Stated task ::
Give the records back in full, exactly as they read.

══════

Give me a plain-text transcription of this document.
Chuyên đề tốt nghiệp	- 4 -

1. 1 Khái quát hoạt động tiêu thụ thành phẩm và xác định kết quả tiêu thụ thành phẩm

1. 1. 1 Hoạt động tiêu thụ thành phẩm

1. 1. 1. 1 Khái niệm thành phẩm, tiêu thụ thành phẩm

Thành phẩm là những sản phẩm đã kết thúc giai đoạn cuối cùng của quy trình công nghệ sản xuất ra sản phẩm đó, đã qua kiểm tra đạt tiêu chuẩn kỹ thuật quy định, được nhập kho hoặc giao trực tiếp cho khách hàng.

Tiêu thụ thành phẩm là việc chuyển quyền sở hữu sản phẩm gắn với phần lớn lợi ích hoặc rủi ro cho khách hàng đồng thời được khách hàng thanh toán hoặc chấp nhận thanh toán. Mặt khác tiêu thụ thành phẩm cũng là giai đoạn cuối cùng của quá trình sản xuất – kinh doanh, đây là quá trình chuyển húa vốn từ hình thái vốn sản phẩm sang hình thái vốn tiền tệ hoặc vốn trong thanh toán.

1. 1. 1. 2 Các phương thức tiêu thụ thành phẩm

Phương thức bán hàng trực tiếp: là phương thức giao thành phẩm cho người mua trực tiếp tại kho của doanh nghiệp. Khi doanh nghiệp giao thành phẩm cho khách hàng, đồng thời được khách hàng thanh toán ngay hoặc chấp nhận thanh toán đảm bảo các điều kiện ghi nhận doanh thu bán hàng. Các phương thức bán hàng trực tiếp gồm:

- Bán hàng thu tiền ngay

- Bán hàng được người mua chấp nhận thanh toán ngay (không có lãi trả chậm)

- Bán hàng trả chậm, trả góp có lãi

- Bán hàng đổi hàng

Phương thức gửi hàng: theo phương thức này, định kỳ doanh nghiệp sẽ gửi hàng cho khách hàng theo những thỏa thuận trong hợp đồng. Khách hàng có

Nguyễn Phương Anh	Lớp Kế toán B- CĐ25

══════

In response ::
Give me a plain-text transcription of this document.
Chuyên đề tốt nghiệp	- 4 -

1. 1 Khái quát hoạt động tiêu thụ thành phẩm và xác định kết quả tiêu thụ thành phẩm

1. 1. 1 Hoạt động tiêu thụ thành phẩm

1. 1. 1. 1 Khái niệm thành phẩm, tiêu thụ thành phẩm

Thành phẩm là những sản phẩm đã kết thúc giai đoạn cuối cùng của quy trình công nghệ sản xuất ra sản phẩm đó, đã qua kiểm tra đạt tiêu chuẩn kỹ thuật quy định, được nhập kho hoặc giao trực tiếp cho khách hàng.

Tiêu thụ thành phẩm là việc chuyển quyền sở hữu sản phẩm gắn với phần lớn lợi ích hoặc rủi ro cho khách hàng đồng thời được khách hàng thanh toán hoặc chấp nhận thanh toán. Mặt khác tiêu thụ thành phẩm cũng là giai đoạn cuối cùng của quá trình sản xuất – kinh doanh, đây là quá trình chuyển húa vốn từ hình thái vốn sản phẩm sang hình thái vốn tiền tệ hoặc vốn trong thanh toán.

1. 1. 1. 2 Các phương thức tiêu thụ thành phẩm

Phương thức bán hàng trực tiếp: là phương thức giao thành phẩm cho người mua trực tiếp tại kho của doanh nghiệp. Khi doanh nghiệp giao thành phẩm cho khách hàng, đồng thời được khách hàng thanh toán ngay hoặc chấp nhận thanh toán đảm bảo các điều kiện ghi nhận doanh thu bán hàng. Các phương thức bán hàng trực tiếp gồm:

- Bán hàng thu tiền ngay

- Bán hàng được người mua chấp nhận thanh toán ngay (không có lãi trả chậm)

- Bán hàng trả chậm, trả góp có lãi

- Bán hàng đổi hàng

Phương thức gửi hàng: theo phương thức này, định kỳ doanh nghiệp sẽ gửi hàng cho khách hàng theo những thỏa thuận trong hợp đồng. Khách hàng có

Nguyễn Phương Anh	Lớp Kế toán B- CĐ25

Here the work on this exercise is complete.